▸ Directive:
Return every line of the data below that includes the string "Производство".

---------- Exercise data ----------

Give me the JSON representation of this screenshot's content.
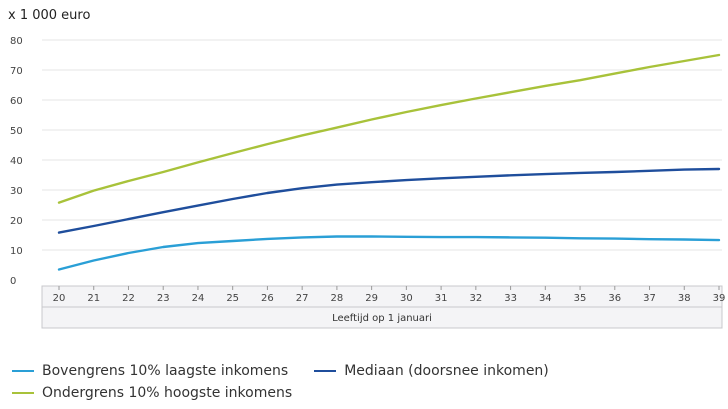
{
  "chart_data": {
    "type": "line",
    "unit_label": "x 1 000 euro",
    "xlabel": "Leeftijd op 1 januari",
    "ylabel": "",
    "x": [
      20,
      21,
      22,
      23,
      24,
      25,
      26,
      27,
      28,
      29,
      30,
      31,
      32,
      33,
      34,
      35,
      36,
      37,
      38,
      39
    ],
    "ylim": [
      0,
      80
    ],
    "yticks": [
      0,
      10,
      20,
      30,
      40,
      50,
      60,
      70,
      80
    ],
    "grid": true,
    "legend_position": "bottom",
    "series": [
      {
        "name": "Bovengrens 10% laagste inkomens",
        "color": "#2a9fd6",
        "values": [
          3.5,
          6.5,
          9.0,
          11.0,
          12.3,
          13.0,
          13.7,
          14.2,
          14.5,
          14.5,
          14.4,
          14.3,
          14.3,
          14.2,
          14.1,
          13.9,
          13.8,
          13.6,
          13.5,
          13.3
        ]
      },
      {
        "name": "Mediaan (doorsnee inkomen)",
        "color": "#1f4e9c",
        "values": [
          15.8,
          18.0,
          20.3,
          22.6,
          24.8,
          27.0,
          29.0,
          30.6,
          31.8,
          32.6,
          33.3,
          33.9,
          34.4,
          34.9,
          35.3,
          35.7,
          36.0,
          36.4,
          36.8,
          37.0
        ]
      },
      {
        "name": "Ondergrens 10% hoogste inkomens",
        "color": "#a8c23a",
        "values": [
          25.8,
          29.8,
          33.0,
          36.0,
          39.2,
          42.3,
          45.3,
          48.2,
          50.8,
          53.5,
          56.0,
          58.3,
          60.5,
          62.6,
          64.7,
          66.6,
          68.8,
          71.0,
          73.0,
          75.0
        ]
      }
    ]
  }
}
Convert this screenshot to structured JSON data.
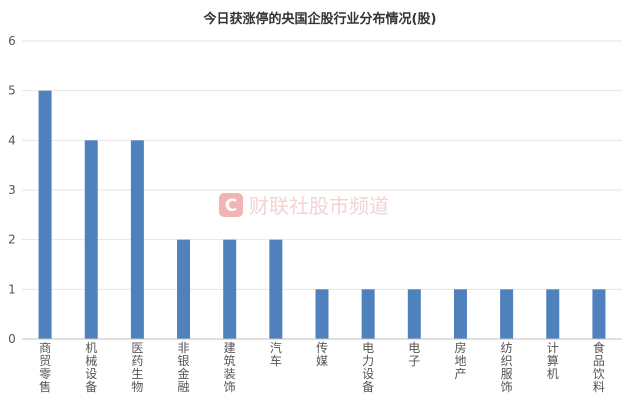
{
  "chart_data": {
    "type": "bar",
    "title": "今日获涨停的央国企股行业分布情况(股)",
    "categories": [
      "商贸零售",
      "机械设备",
      "医药生物",
      "非银金融",
      "建筑装饰",
      "汽车",
      "传媒",
      "电力设备",
      "电子",
      "房地产",
      "纺织服饰",
      "计算机",
      "食品饮料"
    ],
    "values": [
      5,
      4,
      4,
      2,
      2,
      2,
      1,
      1,
      1,
      1,
      1,
      1,
      1
    ],
    "ylim": [
      0,
      6
    ],
    "yticks": [
      0,
      1,
      2,
      3,
      4,
      5,
      6
    ],
    "grid": true,
    "bar_color": "#4f81bd"
  },
  "watermark": {
    "logo_letter": "C",
    "text": "财联社股市频道",
    "color": "#e9a3a3"
  }
}
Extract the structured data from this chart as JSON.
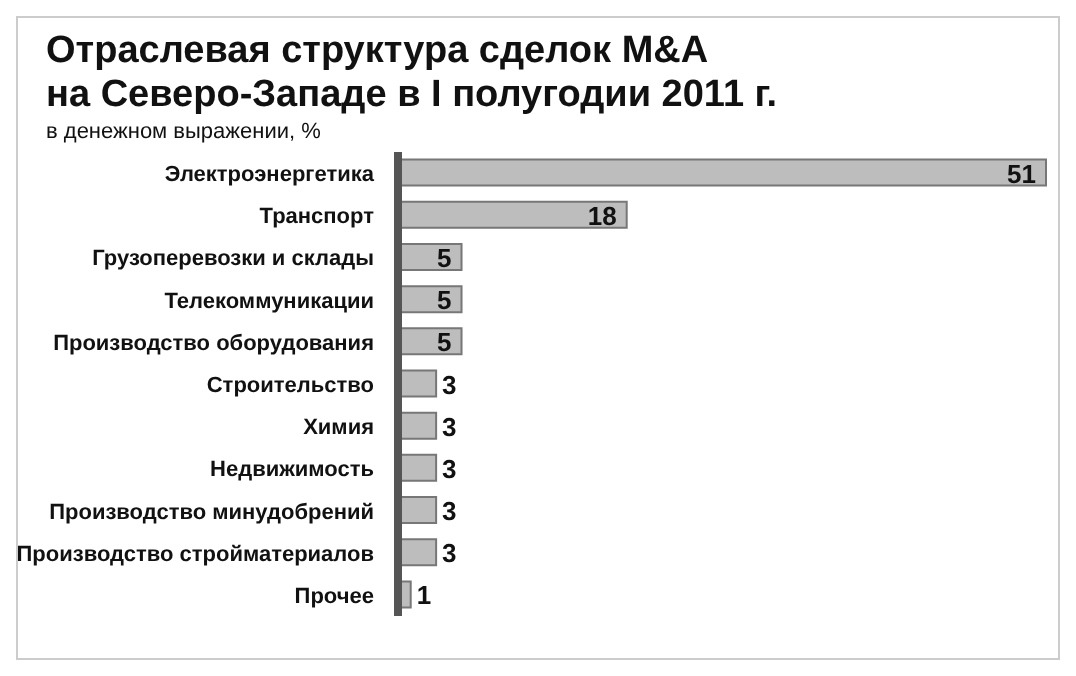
{
  "chart_data": {
    "type": "bar",
    "orientation": "horizontal",
    "title": "Отраслевая структура сделок M&A\nна Северо-Западе в I полугодии 2011 г.",
    "subtitle": "в денежном выражении, %",
    "categories": [
      "Электроэнергетика",
      "Транспорт",
      "Грузоперевозки и склады",
      "Телекоммуникации",
      "Производство оборудования",
      "Строительство",
      "Химия",
      "Недвижимость",
      "Производство минудобрений",
      "Производство стройматериалов",
      "Прочее"
    ],
    "values": [
      51,
      18,
      5,
      5,
      5,
      3,
      3,
      3,
      3,
      3,
      1
    ],
    "color": "#bdbdbd",
    "data_labels": true
  }
}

----------

▸ Problem solution:
      "Производство оборудования",
      "Производство минудобрений",
      "Производство стройматериалов",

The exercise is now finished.